Convert the items starting with the line that contains "List all visible" and going on through the line that contains "- x-tick-label: 3.0: [671, 723, 693, 739]" into a JSON list of strings, one string per line, with blank lines left out and the pictures omitted.

## INPUT FOR THIS TASK
----

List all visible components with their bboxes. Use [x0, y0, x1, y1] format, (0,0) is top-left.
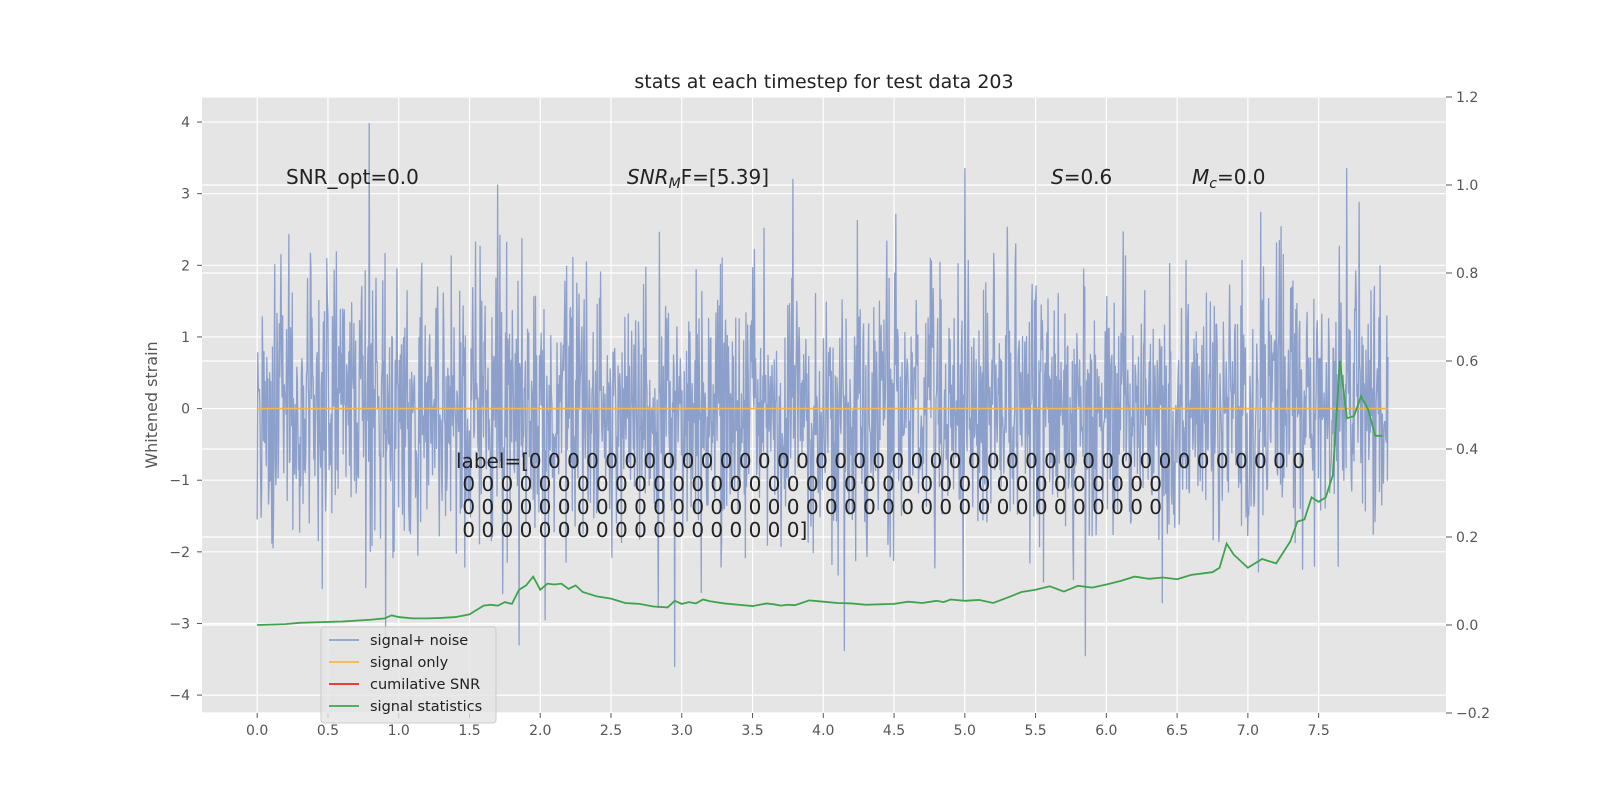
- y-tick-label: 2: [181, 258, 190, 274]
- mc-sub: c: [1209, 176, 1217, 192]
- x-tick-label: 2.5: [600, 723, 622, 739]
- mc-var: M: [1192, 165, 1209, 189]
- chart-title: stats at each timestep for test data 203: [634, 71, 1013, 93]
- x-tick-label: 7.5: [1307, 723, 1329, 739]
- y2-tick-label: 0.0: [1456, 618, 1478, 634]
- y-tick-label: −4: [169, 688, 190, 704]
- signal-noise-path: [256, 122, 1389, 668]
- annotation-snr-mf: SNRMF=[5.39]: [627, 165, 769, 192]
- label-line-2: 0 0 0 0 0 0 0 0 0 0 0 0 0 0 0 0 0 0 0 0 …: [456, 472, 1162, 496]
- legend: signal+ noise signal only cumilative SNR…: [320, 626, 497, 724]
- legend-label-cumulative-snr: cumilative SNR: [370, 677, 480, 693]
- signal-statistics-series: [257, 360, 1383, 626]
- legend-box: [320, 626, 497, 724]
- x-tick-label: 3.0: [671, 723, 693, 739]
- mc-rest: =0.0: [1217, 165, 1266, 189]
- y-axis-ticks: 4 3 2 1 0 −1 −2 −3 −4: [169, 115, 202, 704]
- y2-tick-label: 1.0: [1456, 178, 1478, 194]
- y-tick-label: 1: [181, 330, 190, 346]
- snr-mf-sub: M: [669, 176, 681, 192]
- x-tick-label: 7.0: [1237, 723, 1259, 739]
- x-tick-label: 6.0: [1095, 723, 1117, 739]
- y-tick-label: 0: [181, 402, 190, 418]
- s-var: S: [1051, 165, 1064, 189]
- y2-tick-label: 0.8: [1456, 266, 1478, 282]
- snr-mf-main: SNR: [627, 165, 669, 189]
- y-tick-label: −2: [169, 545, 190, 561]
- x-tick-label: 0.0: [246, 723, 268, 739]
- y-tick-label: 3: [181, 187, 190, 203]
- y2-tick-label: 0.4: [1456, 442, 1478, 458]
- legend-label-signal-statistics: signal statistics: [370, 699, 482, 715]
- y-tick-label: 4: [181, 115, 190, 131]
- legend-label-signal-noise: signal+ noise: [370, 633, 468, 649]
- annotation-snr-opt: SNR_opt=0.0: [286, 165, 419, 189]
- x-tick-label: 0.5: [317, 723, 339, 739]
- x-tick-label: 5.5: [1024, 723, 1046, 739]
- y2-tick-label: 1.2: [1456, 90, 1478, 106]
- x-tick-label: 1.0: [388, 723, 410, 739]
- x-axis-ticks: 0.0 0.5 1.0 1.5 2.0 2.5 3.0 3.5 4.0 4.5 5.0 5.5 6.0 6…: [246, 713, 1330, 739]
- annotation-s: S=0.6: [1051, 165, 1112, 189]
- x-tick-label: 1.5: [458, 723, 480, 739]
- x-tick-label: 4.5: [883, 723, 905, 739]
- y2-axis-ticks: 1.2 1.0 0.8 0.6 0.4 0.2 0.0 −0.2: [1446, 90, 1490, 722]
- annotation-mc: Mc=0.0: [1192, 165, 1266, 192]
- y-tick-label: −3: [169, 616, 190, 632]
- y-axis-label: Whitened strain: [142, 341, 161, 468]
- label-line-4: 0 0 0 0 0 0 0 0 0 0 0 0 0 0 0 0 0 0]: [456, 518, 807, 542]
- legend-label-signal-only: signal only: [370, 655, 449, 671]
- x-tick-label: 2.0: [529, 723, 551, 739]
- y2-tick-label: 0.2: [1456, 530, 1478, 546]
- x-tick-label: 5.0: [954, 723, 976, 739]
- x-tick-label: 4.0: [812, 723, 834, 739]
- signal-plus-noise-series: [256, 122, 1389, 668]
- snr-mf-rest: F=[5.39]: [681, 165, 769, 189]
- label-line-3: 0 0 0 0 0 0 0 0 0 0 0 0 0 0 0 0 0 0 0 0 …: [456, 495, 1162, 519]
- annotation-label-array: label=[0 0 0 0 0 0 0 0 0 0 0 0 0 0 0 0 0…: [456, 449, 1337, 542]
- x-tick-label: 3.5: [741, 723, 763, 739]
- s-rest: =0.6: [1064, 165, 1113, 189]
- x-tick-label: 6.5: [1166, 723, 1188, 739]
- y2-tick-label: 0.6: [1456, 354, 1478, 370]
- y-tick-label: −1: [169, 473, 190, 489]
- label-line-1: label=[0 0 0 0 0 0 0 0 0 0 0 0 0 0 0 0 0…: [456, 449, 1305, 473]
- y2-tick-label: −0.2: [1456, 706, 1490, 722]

----

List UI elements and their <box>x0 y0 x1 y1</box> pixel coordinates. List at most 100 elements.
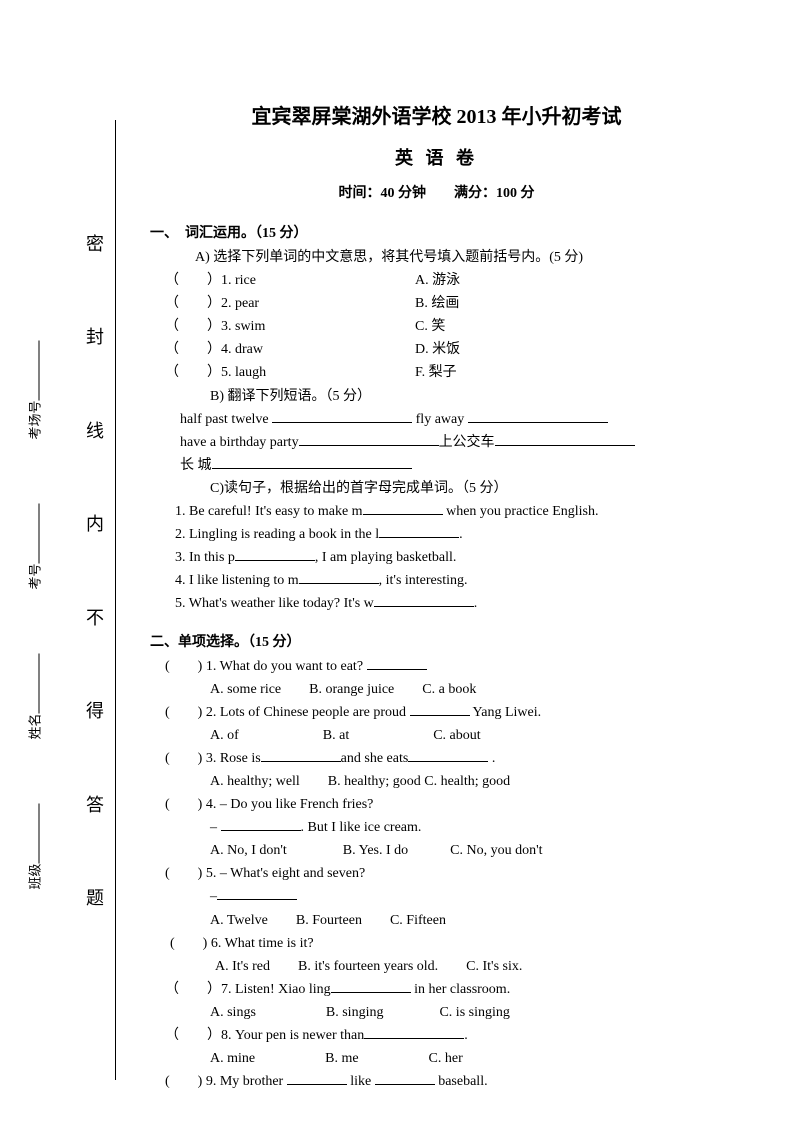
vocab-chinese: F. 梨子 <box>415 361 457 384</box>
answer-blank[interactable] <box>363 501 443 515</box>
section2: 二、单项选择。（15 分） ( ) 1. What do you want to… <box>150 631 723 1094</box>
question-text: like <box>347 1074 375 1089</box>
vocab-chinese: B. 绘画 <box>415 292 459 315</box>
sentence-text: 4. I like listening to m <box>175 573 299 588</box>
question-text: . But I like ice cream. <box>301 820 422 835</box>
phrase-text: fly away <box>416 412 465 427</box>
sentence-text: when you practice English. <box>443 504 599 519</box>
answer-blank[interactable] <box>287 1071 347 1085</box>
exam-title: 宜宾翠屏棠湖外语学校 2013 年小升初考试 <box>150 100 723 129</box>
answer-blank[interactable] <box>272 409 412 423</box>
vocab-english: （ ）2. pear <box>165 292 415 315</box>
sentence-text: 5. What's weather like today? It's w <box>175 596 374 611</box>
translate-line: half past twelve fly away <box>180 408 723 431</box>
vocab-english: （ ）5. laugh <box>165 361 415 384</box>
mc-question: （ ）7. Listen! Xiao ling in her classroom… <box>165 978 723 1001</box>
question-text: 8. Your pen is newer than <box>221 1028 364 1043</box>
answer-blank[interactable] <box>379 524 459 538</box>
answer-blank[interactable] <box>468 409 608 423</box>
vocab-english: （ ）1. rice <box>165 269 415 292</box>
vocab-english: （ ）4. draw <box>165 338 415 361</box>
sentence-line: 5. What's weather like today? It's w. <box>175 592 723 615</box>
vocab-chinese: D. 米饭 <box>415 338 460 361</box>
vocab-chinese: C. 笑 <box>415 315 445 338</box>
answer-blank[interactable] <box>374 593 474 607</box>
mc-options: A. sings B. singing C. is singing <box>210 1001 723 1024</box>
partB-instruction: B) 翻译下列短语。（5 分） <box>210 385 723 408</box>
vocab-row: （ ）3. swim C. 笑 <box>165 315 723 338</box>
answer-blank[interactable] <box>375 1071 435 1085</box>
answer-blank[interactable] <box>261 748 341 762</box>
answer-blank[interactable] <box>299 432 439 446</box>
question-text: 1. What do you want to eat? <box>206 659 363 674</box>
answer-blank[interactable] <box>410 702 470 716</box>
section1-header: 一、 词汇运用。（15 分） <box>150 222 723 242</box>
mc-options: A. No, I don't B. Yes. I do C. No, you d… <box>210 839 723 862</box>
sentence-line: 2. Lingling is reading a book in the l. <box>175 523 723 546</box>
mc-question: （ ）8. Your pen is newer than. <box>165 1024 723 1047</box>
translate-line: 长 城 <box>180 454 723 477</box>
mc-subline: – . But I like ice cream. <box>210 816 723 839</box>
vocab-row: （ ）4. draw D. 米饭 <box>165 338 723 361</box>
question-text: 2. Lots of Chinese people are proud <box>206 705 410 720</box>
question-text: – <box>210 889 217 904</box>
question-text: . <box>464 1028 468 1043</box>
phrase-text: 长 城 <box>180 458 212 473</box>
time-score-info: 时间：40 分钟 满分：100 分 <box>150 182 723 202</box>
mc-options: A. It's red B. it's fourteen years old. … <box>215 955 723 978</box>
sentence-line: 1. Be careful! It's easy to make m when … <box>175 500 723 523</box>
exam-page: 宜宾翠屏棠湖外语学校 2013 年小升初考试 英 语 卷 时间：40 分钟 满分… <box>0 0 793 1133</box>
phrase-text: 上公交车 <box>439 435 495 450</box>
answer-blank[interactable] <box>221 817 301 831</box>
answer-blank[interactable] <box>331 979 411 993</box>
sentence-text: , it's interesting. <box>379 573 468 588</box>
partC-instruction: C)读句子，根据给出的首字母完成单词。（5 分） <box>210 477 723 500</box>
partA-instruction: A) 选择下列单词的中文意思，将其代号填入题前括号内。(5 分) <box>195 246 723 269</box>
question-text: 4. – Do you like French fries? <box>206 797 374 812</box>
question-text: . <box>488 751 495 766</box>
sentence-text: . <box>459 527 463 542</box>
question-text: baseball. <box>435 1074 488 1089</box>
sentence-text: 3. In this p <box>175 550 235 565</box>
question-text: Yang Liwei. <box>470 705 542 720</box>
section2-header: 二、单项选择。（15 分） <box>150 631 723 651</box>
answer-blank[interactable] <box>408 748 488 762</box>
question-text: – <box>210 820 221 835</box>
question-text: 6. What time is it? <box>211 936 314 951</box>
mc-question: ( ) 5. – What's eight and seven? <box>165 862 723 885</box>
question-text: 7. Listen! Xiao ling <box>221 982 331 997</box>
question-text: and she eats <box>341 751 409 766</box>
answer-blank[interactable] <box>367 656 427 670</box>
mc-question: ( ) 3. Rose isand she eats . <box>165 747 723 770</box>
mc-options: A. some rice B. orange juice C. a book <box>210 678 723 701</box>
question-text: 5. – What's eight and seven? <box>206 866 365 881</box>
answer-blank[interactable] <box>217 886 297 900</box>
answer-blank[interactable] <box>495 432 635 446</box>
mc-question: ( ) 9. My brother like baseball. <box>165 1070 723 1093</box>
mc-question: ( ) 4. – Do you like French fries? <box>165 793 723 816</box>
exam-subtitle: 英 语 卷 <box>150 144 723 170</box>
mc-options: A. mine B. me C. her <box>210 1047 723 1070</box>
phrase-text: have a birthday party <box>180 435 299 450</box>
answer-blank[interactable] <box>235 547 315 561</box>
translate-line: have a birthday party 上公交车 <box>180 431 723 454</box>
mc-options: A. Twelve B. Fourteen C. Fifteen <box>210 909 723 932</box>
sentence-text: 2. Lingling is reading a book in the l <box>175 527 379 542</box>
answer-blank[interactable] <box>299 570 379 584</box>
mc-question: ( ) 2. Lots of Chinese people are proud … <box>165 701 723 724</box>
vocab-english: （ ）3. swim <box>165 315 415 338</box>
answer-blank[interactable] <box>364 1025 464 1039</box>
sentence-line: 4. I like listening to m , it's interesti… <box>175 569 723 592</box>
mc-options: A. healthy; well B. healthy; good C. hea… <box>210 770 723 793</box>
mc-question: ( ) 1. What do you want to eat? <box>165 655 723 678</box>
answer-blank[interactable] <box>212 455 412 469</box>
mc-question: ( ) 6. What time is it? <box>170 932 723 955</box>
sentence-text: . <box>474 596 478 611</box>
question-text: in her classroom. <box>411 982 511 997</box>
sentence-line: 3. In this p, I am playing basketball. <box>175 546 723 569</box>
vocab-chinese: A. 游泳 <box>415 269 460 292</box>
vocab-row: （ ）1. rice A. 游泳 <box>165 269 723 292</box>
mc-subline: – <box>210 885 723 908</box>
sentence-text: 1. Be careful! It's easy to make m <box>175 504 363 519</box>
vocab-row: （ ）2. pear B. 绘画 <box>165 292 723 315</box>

----

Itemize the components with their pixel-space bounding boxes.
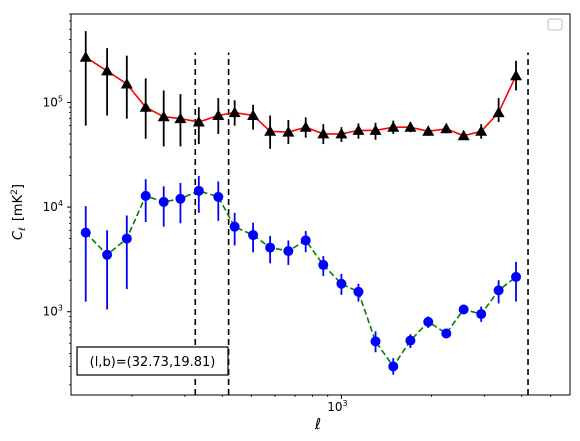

----

## ANSWER IN FULL
[
  "List all visible components with their bboxes. Use [x0, y0, x1, y1] format, (0,0) is top-left.",
  "- y-tick-label: 2: [181, 258, 190, 274]",
  "- mc-sub: c: [1209, 176, 1217, 192]",
  "- x-tick-label: 2.5: [600, 723, 622, 739]",
  "- mc-var: M: [1192, 165, 1209, 189]",
  "- chart-title: stats at each timestep for test data 203: [634, 71, 1013, 93]",
  "- x-tick-label: 7.5: [1307, 723, 1329, 739]",
  "- y2-tick-label: 0.0: [1456, 618, 1478, 634]",
  "- y-tick-label: −4: [169, 688, 190, 704]",
  "- signal-noise-path: [256, 122, 1389, 668]",
  "- annotation-snr-mf: SNRMF=[5.39]: [627, 165, 769, 192]",
  "- label-line-2: 0 0 0 0 0 0 0 0 0 0 0 0 0 0 0 0 0 0 0 0 …: [456, 472, 1162, 496]",
  "- legend: signal+ noise signal only cumilative SNR…: [320, 626, 497, 724]",
  "- legend-label-cumulative-snr: cumilative SNR: [370, 677, 480, 693]",
  "- signal-statistics-series: [257, 360, 1383, 626]",
  "- legend-box: [320, 626, 497, 724]",
  "- x-tick-label: 3.0: [671, 723, 693, 739]"
]